> WHAT IS REQUIRED: Search the data for the word "this" and copy every line where it occurs.

(Extracted records)
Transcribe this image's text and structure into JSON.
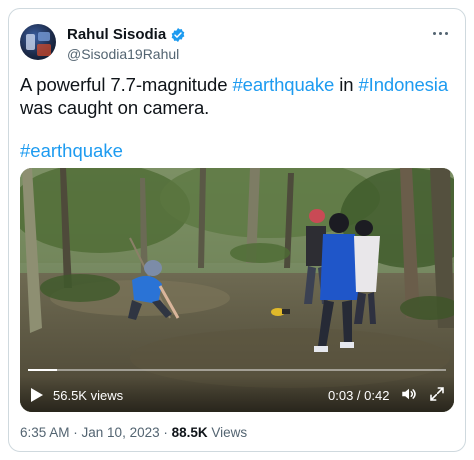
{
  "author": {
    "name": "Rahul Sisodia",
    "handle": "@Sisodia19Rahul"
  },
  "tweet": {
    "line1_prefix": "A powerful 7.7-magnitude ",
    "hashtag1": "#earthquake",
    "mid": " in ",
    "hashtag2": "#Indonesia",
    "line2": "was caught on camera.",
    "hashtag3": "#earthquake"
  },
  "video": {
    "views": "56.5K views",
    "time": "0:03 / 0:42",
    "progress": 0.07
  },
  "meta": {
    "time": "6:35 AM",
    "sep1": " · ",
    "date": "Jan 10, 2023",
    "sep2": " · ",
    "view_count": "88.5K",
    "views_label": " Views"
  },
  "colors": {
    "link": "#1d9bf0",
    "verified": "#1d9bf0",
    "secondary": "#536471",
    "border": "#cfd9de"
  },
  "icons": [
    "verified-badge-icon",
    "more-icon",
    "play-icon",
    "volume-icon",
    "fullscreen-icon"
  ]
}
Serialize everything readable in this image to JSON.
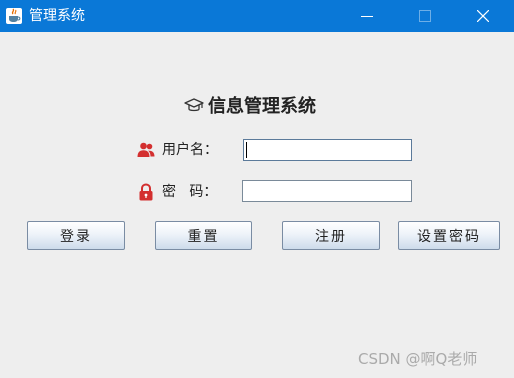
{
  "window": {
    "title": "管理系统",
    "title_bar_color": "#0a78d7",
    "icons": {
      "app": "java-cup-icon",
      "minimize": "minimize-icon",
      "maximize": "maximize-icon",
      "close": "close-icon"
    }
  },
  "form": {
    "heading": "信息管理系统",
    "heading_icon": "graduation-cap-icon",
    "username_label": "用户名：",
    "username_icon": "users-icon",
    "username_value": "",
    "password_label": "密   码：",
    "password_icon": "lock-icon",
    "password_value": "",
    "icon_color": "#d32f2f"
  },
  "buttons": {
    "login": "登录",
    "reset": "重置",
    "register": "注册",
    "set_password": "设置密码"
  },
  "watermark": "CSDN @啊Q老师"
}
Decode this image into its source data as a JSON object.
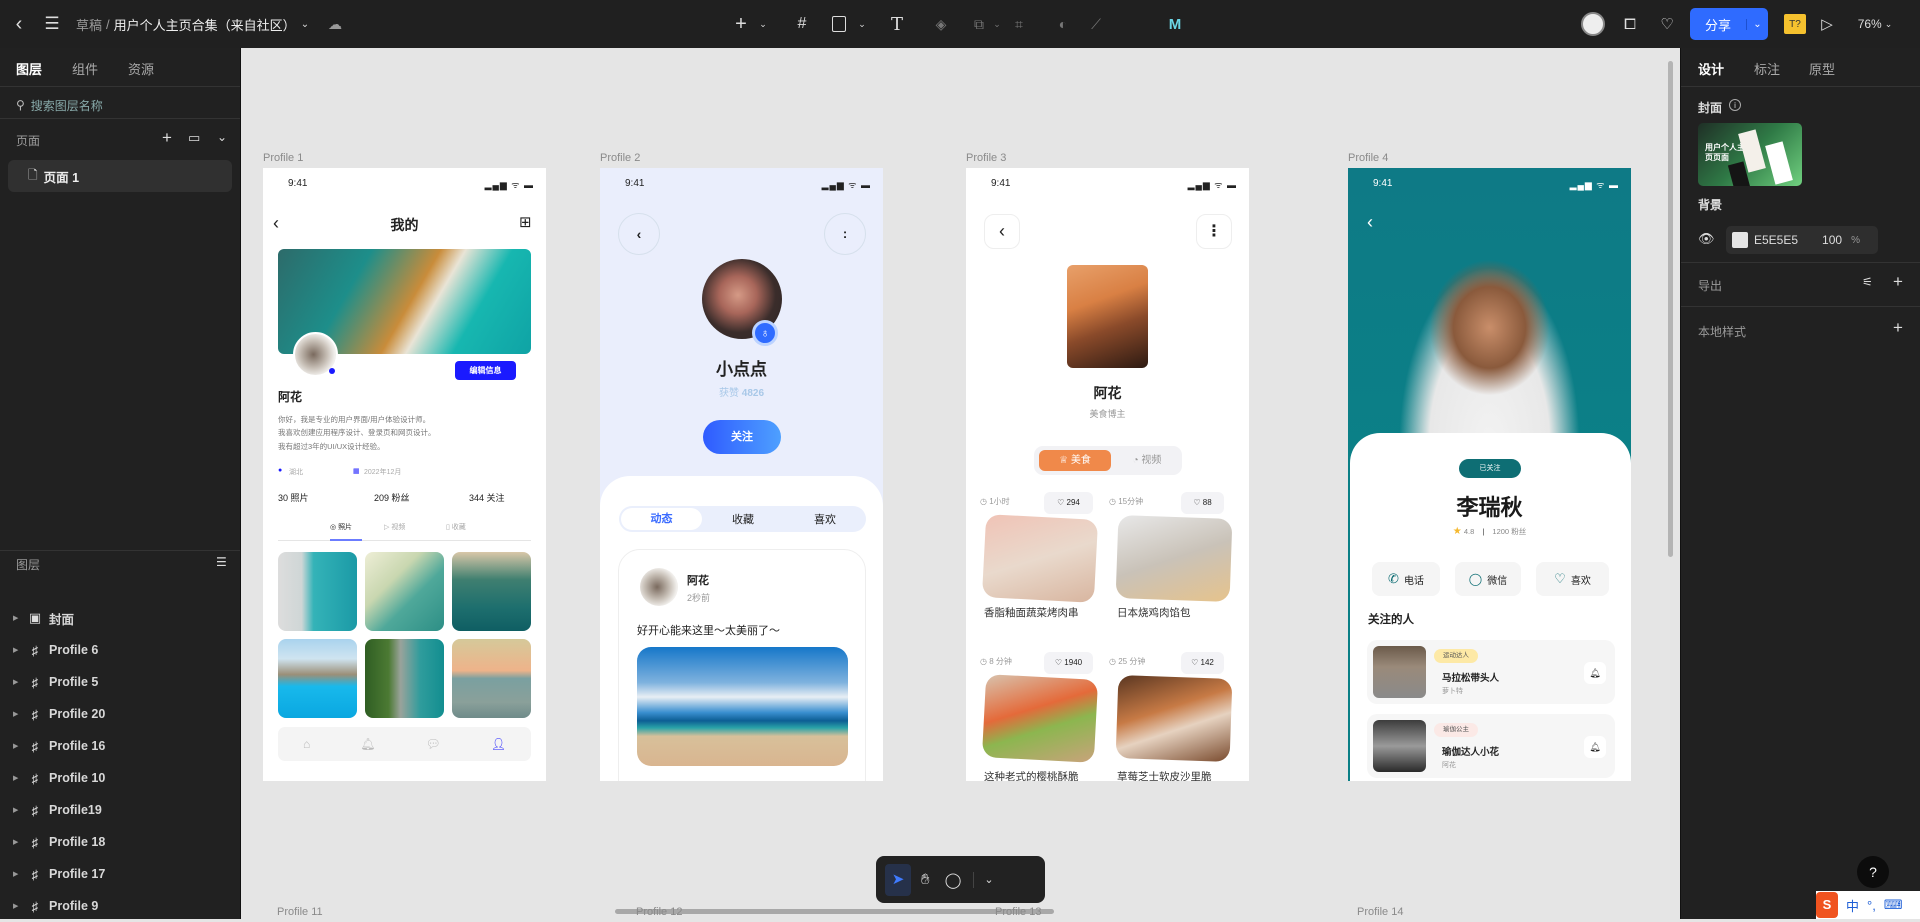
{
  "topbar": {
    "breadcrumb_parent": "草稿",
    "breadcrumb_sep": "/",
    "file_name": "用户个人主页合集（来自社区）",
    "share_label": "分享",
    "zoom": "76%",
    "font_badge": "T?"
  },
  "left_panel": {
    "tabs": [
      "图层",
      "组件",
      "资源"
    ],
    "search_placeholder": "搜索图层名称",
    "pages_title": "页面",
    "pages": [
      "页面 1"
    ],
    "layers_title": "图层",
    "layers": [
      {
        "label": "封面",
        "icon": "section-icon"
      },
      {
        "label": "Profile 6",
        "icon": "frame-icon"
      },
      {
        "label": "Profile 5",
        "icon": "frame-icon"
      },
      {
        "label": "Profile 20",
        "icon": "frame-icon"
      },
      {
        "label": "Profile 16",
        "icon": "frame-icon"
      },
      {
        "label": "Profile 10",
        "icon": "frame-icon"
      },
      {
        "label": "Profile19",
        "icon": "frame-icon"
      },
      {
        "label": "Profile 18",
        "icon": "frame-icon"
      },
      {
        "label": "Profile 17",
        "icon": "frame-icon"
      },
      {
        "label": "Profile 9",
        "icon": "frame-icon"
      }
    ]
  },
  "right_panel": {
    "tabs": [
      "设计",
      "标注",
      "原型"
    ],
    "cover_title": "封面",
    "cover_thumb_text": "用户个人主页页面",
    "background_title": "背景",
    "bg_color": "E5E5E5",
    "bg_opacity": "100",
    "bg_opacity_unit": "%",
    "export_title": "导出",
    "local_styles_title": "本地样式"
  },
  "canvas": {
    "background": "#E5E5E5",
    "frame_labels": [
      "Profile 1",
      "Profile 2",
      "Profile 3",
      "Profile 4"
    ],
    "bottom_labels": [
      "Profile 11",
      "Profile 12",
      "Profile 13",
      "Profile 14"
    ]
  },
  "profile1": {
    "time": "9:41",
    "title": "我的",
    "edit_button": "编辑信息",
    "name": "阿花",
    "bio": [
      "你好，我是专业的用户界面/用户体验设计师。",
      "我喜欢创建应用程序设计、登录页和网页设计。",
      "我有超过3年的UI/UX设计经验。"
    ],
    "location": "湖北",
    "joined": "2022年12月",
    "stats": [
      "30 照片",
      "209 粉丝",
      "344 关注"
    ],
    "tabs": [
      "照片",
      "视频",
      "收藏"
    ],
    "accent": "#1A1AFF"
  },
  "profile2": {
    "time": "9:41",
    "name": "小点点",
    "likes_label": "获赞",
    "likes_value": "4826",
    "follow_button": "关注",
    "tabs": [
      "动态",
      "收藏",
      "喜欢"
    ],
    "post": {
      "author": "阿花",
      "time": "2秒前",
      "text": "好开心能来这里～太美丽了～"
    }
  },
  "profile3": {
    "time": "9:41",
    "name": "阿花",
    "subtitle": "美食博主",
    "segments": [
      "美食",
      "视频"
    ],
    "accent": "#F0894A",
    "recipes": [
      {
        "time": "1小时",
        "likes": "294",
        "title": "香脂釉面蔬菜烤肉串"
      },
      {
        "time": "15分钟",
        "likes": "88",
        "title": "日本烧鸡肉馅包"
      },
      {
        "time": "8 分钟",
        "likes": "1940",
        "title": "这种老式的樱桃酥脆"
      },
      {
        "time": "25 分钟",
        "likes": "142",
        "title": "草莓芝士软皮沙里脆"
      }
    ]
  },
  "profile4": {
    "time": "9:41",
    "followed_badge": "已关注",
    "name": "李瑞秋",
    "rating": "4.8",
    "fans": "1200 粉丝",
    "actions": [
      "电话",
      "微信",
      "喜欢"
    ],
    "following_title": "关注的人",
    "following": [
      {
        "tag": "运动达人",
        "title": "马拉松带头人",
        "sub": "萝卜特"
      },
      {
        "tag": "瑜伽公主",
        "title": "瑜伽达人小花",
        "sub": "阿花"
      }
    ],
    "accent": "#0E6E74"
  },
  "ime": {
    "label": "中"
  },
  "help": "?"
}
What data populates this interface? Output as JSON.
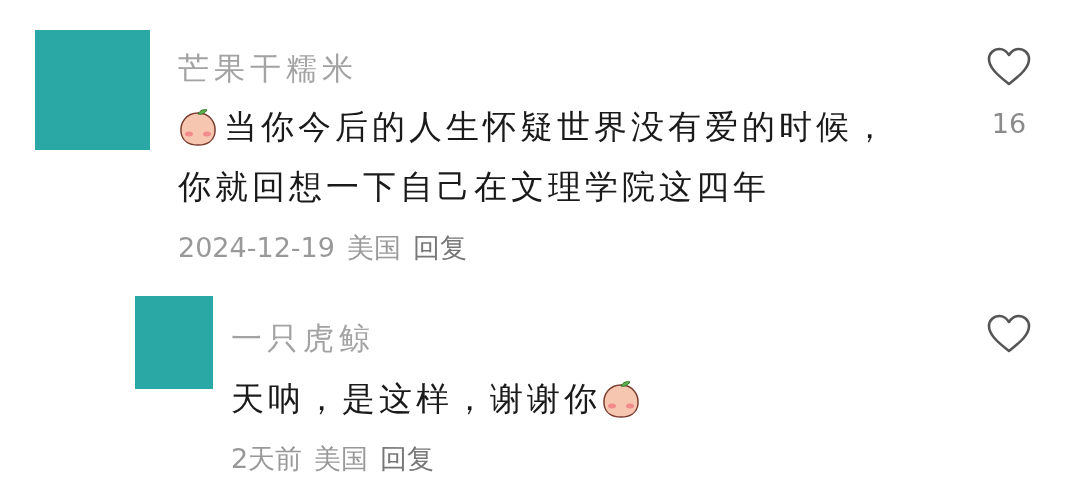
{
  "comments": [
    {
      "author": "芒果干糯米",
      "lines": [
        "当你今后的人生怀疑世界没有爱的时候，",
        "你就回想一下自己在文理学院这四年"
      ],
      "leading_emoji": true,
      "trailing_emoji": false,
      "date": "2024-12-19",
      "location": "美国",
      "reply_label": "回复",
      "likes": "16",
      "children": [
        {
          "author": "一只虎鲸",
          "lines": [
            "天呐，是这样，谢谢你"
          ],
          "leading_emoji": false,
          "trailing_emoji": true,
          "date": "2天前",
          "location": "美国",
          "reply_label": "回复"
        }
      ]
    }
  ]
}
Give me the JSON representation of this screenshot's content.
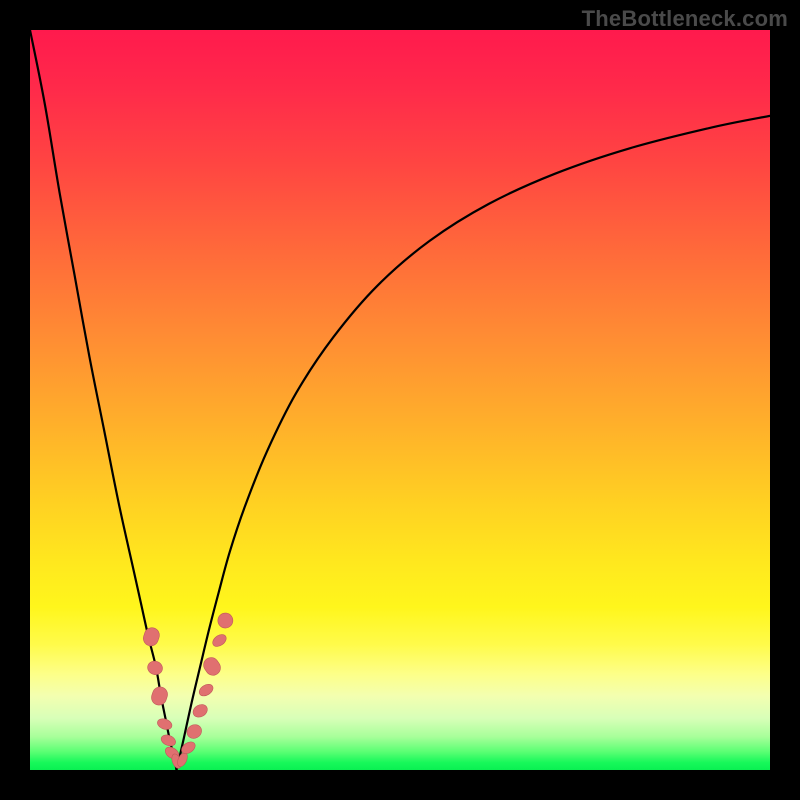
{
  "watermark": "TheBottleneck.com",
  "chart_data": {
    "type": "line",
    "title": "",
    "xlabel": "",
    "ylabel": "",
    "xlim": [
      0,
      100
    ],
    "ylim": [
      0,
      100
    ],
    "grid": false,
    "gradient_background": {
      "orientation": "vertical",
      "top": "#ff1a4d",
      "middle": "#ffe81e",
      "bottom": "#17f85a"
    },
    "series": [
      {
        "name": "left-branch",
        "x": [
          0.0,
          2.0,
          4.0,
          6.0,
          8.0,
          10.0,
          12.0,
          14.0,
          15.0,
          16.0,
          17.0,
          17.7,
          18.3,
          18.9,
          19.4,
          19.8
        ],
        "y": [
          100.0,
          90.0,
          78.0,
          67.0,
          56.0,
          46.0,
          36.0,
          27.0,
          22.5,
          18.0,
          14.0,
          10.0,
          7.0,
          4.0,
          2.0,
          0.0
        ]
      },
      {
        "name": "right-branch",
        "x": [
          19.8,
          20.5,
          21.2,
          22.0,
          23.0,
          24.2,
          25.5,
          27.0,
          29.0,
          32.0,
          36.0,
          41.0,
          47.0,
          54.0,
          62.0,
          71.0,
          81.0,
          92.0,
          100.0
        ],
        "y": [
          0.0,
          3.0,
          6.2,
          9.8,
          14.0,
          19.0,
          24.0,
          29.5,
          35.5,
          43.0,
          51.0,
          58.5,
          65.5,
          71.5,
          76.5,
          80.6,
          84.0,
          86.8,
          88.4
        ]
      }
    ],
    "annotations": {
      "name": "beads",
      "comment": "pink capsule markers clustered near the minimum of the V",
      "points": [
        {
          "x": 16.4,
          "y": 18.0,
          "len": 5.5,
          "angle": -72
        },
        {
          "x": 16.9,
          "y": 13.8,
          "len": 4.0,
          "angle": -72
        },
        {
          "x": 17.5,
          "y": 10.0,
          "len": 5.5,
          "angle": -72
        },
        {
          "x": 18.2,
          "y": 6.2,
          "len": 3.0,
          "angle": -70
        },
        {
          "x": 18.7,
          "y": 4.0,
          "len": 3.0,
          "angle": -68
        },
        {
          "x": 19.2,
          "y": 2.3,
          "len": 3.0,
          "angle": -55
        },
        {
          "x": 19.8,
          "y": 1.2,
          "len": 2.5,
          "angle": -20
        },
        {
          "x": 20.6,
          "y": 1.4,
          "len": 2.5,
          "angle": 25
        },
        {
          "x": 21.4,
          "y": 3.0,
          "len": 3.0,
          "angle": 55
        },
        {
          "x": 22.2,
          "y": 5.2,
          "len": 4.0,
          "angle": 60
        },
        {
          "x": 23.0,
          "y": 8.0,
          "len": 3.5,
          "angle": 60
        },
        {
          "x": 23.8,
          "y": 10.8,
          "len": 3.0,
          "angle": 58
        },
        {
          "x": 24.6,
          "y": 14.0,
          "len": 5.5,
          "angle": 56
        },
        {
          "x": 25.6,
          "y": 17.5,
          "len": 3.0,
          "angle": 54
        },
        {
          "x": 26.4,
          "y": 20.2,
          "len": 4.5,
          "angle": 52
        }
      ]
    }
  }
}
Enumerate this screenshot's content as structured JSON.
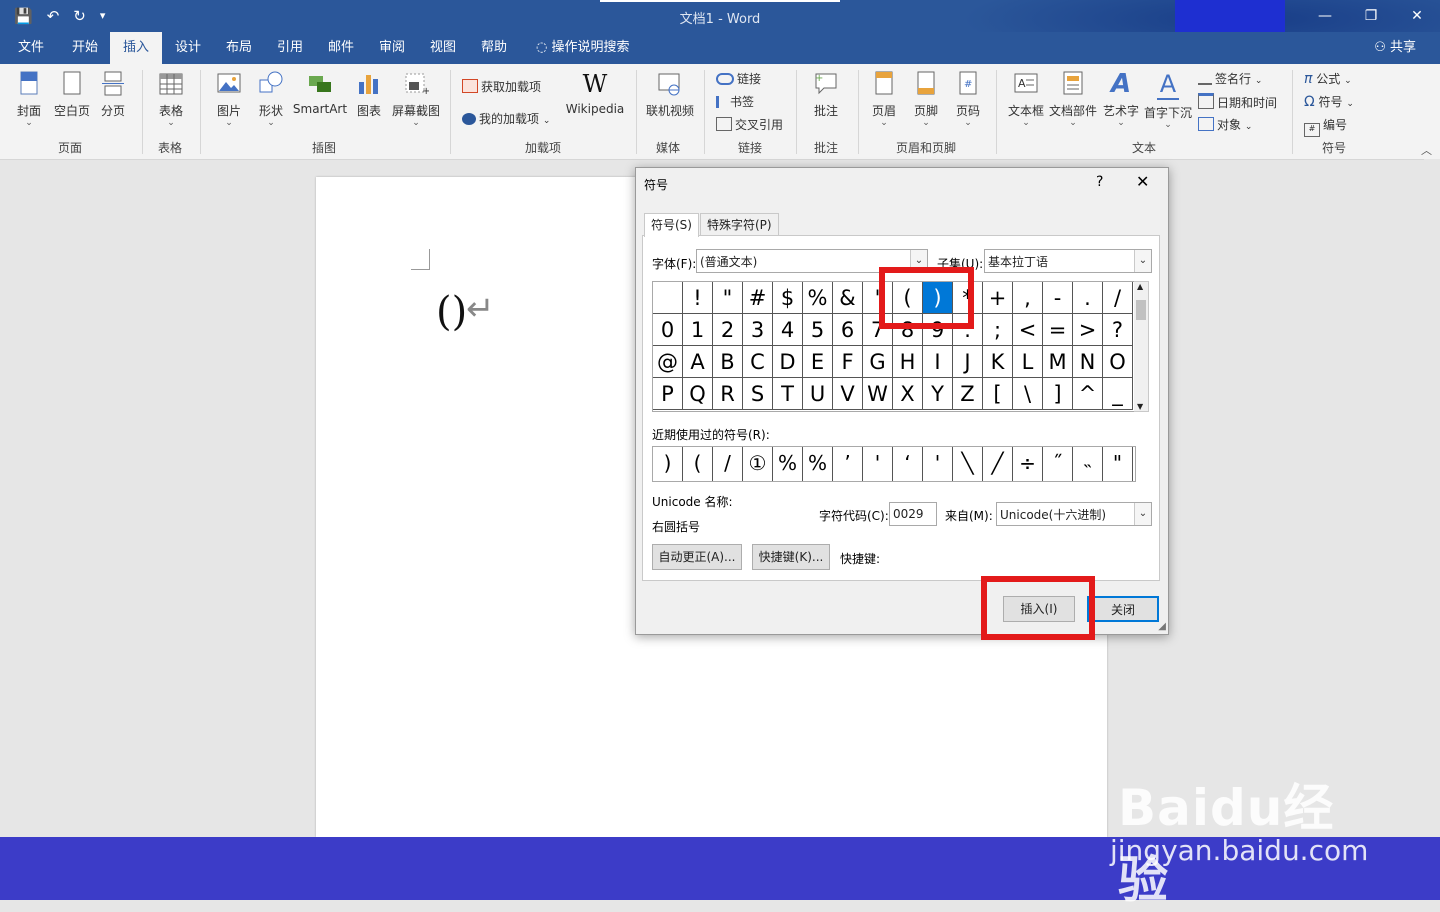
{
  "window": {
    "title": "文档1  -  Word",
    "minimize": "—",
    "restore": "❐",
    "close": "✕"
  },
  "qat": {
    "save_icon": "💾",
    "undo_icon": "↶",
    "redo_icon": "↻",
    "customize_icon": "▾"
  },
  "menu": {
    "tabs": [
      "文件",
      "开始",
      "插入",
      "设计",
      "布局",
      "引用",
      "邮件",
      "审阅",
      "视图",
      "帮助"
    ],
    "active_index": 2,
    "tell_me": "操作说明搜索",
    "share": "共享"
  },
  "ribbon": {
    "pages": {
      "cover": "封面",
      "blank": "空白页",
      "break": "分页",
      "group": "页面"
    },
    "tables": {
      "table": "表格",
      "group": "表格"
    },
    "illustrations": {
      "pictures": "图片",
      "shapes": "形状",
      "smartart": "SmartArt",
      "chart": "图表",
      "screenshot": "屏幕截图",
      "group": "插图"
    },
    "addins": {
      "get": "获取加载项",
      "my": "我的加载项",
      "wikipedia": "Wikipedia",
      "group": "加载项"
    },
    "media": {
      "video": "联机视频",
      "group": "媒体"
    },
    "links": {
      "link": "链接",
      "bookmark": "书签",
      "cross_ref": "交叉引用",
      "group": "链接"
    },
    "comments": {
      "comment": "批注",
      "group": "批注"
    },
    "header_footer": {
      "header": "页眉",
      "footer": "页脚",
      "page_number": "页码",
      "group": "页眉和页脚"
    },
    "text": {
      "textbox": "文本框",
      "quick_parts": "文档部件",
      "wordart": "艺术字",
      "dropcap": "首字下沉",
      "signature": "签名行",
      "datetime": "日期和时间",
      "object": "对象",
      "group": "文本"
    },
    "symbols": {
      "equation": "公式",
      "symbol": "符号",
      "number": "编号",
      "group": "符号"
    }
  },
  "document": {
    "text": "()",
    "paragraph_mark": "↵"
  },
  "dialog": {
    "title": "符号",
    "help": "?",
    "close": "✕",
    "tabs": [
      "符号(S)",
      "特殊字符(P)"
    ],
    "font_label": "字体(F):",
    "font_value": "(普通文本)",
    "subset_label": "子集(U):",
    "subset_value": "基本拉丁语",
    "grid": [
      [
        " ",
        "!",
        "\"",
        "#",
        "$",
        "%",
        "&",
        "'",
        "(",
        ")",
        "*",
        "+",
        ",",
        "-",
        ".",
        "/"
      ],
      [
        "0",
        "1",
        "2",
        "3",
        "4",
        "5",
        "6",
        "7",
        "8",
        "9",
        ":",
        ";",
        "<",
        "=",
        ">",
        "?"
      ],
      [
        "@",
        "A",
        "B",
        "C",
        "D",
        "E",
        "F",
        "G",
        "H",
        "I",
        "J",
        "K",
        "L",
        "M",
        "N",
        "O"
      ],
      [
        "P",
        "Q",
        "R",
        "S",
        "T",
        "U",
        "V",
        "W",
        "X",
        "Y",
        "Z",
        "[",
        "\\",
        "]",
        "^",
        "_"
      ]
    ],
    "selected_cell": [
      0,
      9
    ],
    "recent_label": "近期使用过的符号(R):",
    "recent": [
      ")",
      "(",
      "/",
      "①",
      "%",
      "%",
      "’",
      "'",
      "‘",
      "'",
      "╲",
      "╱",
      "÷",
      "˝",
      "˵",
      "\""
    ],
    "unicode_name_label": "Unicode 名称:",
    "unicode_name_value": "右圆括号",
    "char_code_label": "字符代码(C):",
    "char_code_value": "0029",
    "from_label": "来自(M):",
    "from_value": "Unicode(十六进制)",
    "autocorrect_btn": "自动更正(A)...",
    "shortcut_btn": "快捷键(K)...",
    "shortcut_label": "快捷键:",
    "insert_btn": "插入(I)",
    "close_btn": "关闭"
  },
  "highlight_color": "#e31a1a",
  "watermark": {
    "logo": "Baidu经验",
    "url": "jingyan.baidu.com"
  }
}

> RESULT:
Transcribe this image's text and structure into JSON.
Serialize everything readable in this image to JSON.
Decode this image into its source data as a JSON object.
What data populates this interface? Output as JSON.
Give me the JSON representation of this screenshot's content.
Enumerate this screenshot's content as structured JSON.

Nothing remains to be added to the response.